Problem details » The data below should be restated word for word, with every picture omitted.

(Dataset rows)
○ ○ ○ ○
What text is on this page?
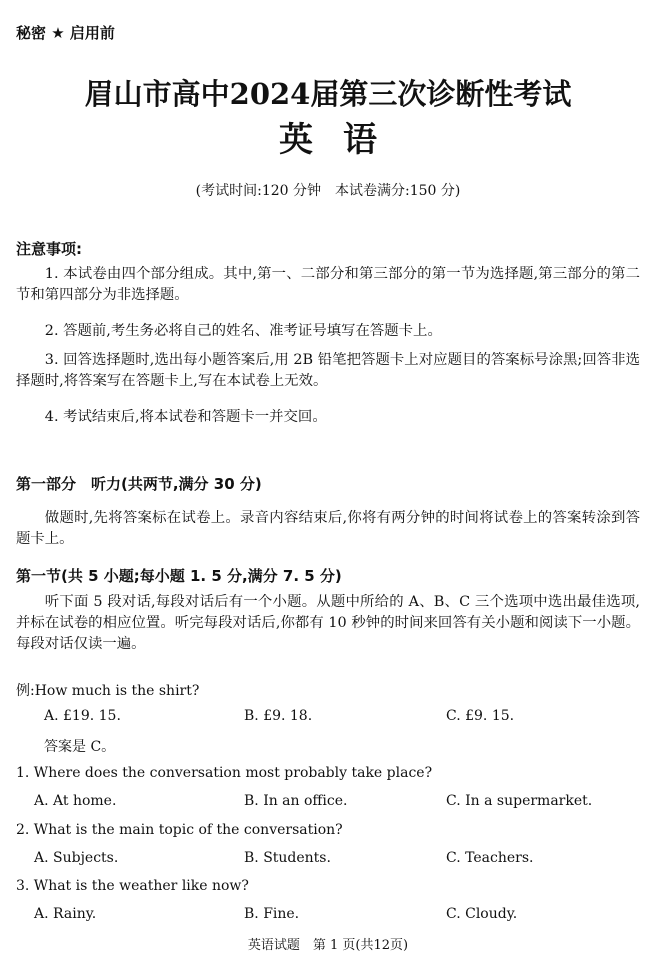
秘密 ★ 启用前
眉山市高中2024届第三次诊断性考试
英语
(考试时间:120 分钟　本试卷满分:150 分)
注意事项:
1. 本试卷由四个部分组成。其中,第一、二部分和第三部分的第一节为选择题,第三部分的第二节和第四部分为非选择题。
2. 答题前,考生务必将自己的姓名、准考证号填写在答题卡上。
3. 回答选择题时,选出每小题答案后,用 2B 铅笔把答题卡上对应题目的答案标号涂黑;回答非选择题时,将答案写在答题卡上,写在本试卷上无效。
4. 考试结束后,将本试卷和答题卡一并交回。
第一部分　听力(共两节,满分 30 分)
做题时,先将答案标在试卷上。录音内容结束后,你将有两分钟的时间将试卷上的答案转涂到答题卡上。
第一节(共 5 小题;每小题 1. 5 分,满分 7. 5 分)
听下面 5 段对话,每段对话后有一个小题。从题中所给的 A、B、C 三个选项中选出最佳选项,并标在试卷的相应位置。听完每段对话后,你都有 10 秒钟的时间来回答有关小题和阅读下一小题。每段对话仅读一遍。
例:How much is the shirt?
A. £19. 15.	B. £9. 18.	C. £9. 15.
答案是 C。
1. Where does the conversation most probably take place?
A. At home.	B. In an office.	C. In a supermarket.
2. What is the main topic of the conversation?
A. Subjects.	B. Students.	C. Teachers.
3. What is the weather like now?
A. Rainy.	B. Fine.	C. Cloudy.
英语试题　第 1 页(共12页)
○ ○ ○ ○
Task solution »
What text is on this page?
秘密 ★ 启用前
眉山市高中2024届第三次诊断性考试
英语
(考试时间:120 分钟　本试卷满分:150 分)
注意事项:
1. 本试卷由四个部分组成。其中,第一、二部分和第三部分的第一节为选择题,第三部分的第二节和第四部分为非选择题。
2. 答题前,考生务必将自己的姓名、准考证号填写在答题卡上。
3. 回答选择题时,选出每小题答案后,用 2B 铅笔把答题卡上对应题目的答案标号涂黑;回答非选择题时,将答案写在答题卡上,写在本试卷上无效。
4. 考试结束后,将本试卷和答题卡一并交回。
第一部分　听力(共两节,满分 30 分)
做题时,先将答案标在试卷上。录音内容结束后,你将有两分钟的时间将试卷上的答案转涂到答题卡上。
第一节(共 5 小题;每小题 1. 5 分,满分 7. 5 分)
听下面 5 段对话,每段对话后有一个小题。从题中所给的 A、B、C 三个选项中选出最佳选项,并标在试卷的相应位置。听完每段对话后,你都有 10 秒钟的时间来回答有关小题和阅读下一小题。每段对话仅读一遍。
例:How much is the shirt?
A. £19. 15.	B. £9. 18.	C. £9. 15.
答案是 C。
1. Where does the conversation most probably take place?
A. At home.	B. In an office.	C. In a supermarket.
2. What is the main topic of the conversation?
A. Subjects.	B. Students.	C. Teachers.
3. What is the weather like now?
A. Rainy.	B. Fine.	C. Cloudy.
英语试题　第 1 页(共12页)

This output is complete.